**WHAT THE EXERCISE ASKS**
In your copy, leave out the pictures and repeat the entries below exactly.

**Entries from a visual dataset**
-*-*-
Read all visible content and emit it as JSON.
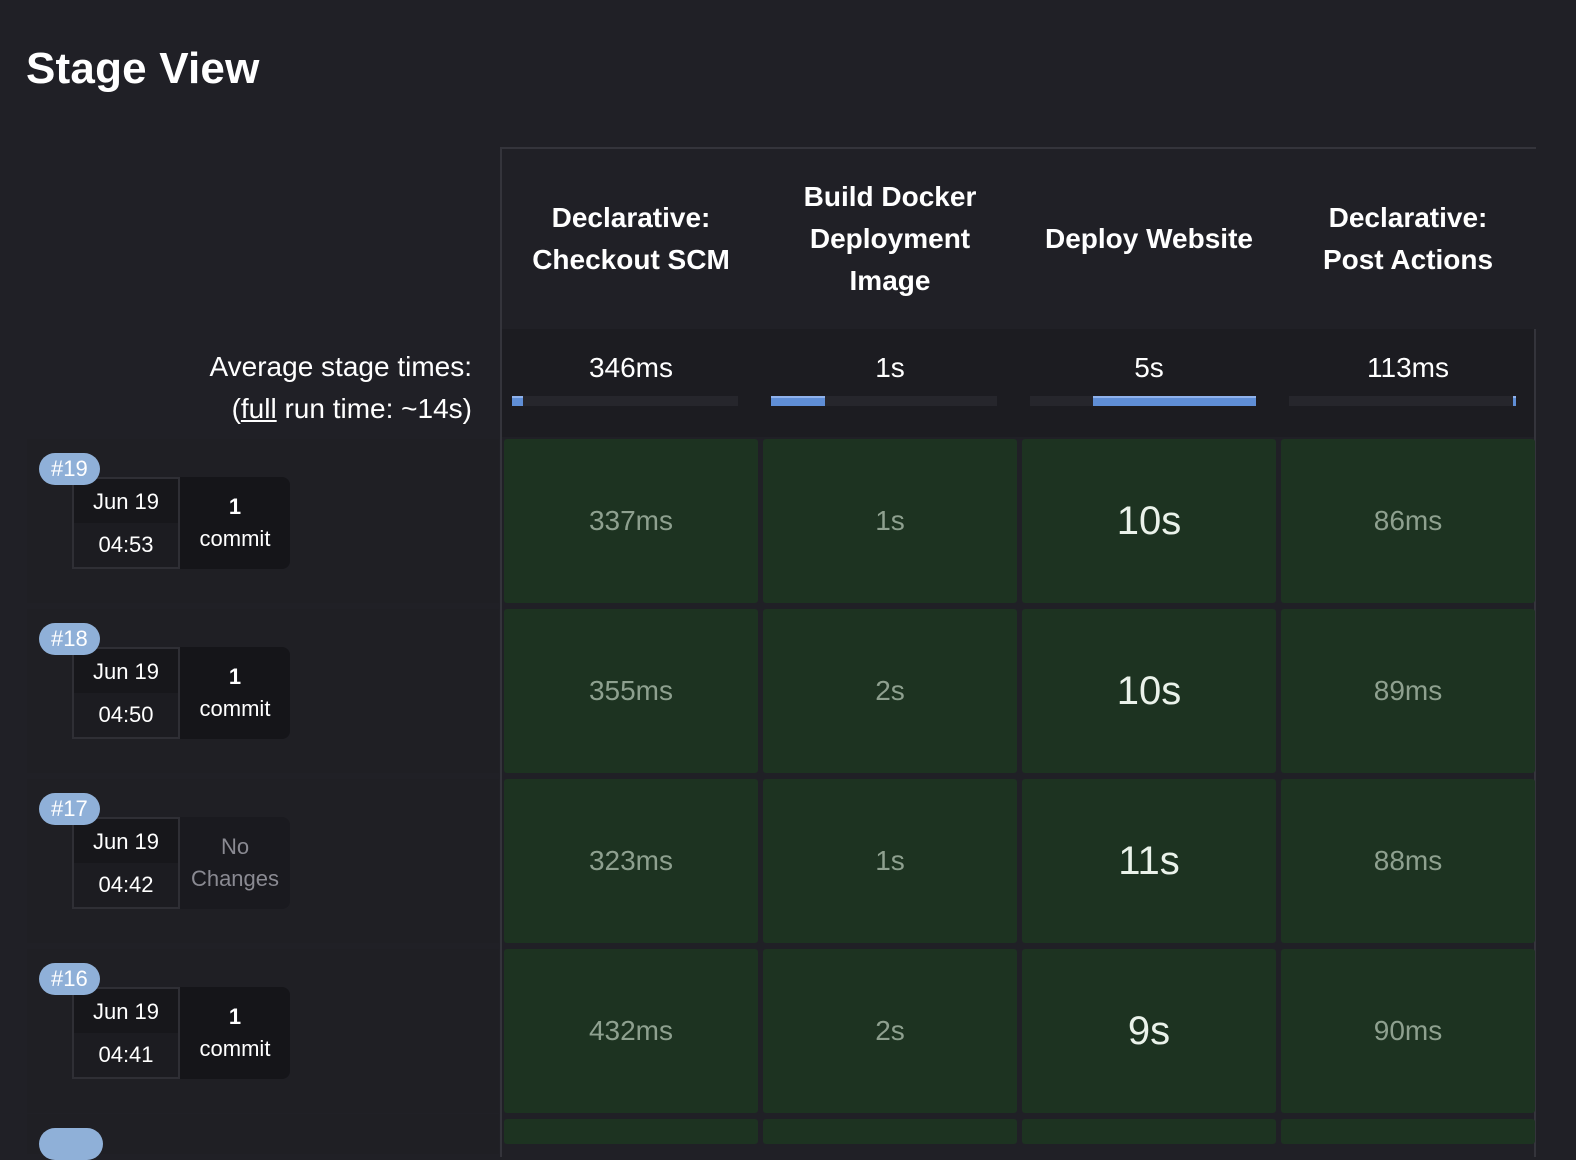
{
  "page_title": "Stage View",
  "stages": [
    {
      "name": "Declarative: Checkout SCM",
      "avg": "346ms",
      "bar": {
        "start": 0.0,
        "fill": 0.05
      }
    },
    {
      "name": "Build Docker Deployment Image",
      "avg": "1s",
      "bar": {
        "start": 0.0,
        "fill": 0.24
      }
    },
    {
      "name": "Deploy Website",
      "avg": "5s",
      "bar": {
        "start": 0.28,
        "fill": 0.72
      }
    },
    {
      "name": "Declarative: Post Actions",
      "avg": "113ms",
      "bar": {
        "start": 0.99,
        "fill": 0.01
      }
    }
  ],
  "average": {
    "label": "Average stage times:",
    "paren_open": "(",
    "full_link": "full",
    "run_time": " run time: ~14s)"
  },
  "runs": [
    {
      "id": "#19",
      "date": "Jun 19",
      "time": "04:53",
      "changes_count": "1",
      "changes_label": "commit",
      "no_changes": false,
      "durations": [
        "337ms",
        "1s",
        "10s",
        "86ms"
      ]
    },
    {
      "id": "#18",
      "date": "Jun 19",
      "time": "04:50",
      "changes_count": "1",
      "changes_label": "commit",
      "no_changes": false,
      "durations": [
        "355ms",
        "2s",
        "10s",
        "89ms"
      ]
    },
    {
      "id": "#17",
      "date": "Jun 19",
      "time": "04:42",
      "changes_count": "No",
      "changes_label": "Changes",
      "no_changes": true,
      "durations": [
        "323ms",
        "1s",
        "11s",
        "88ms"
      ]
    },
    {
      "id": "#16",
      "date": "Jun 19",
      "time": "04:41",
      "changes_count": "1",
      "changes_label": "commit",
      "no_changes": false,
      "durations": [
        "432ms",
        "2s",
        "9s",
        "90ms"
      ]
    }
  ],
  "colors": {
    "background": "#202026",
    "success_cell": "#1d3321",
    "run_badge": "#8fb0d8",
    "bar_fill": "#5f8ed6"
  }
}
-*-*-
**EXPECTED ANSWER**
Read all visible content and emit it as JSON.
{
  "page_title": "Stage View",
  "stages": [
    {
      "name": "Declarative: Checkout SCM",
      "avg": "346ms",
      "bar": {
        "start": 0.0,
        "fill": 0.05
      }
    },
    {
      "name": "Build Docker Deployment Image",
      "avg": "1s",
      "bar": {
        "start": 0.0,
        "fill": 0.24
      }
    },
    {
      "name": "Deploy Website",
      "avg": "5s",
      "bar": {
        "start": 0.28,
        "fill": 0.72
      }
    },
    {
      "name": "Declarative: Post Actions",
      "avg": "113ms",
      "bar": {
        "start": 0.99,
        "fill": 0.01
      }
    }
  ],
  "average": {
    "label": "Average stage times:",
    "paren_open": "(",
    "full_link": "full",
    "run_time": " run time: ~14s)"
  },
  "runs": [
    {
      "id": "#19",
      "date": "Jun 19",
      "time": "04:53",
      "changes_count": "1",
      "changes_label": "commit",
      "no_changes": false,
      "durations": [
        "337ms",
        "1s",
        "10s",
        "86ms"
      ]
    },
    {
      "id": "#18",
      "date": "Jun 19",
      "time": "04:50",
      "changes_count": "1",
      "changes_label": "commit",
      "no_changes": false,
      "durations": [
        "355ms",
        "2s",
        "10s",
        "89ms"
      ]
    },
    {
      "id": "#17",
      "date": "Jun 19",
      "time": "04:42",
      "changes_count": "No",
      "changes_label": "Changes",
      "no_changes": true,
      "durations": [
        "323ms",
        "1s",
        "11s",
        "88ms"
      ]
    },
    {
      "id": "#16",
      "date": "Jun 19",
      "time": "04:41",
      "changes_count": "1",
      "changes_label": "commit",
      "no_changes": false,
      "durations": [
        "432ms",
        "2s",
        "9s",
        "90ms"
      ]
    }
  ],
  "colors": {
    "background": "#202026",
    "success_cell": "#1d3321",
    "run_badge": "#8fb0d8",
    "bar_fill": "#5f8ed6"
  }
}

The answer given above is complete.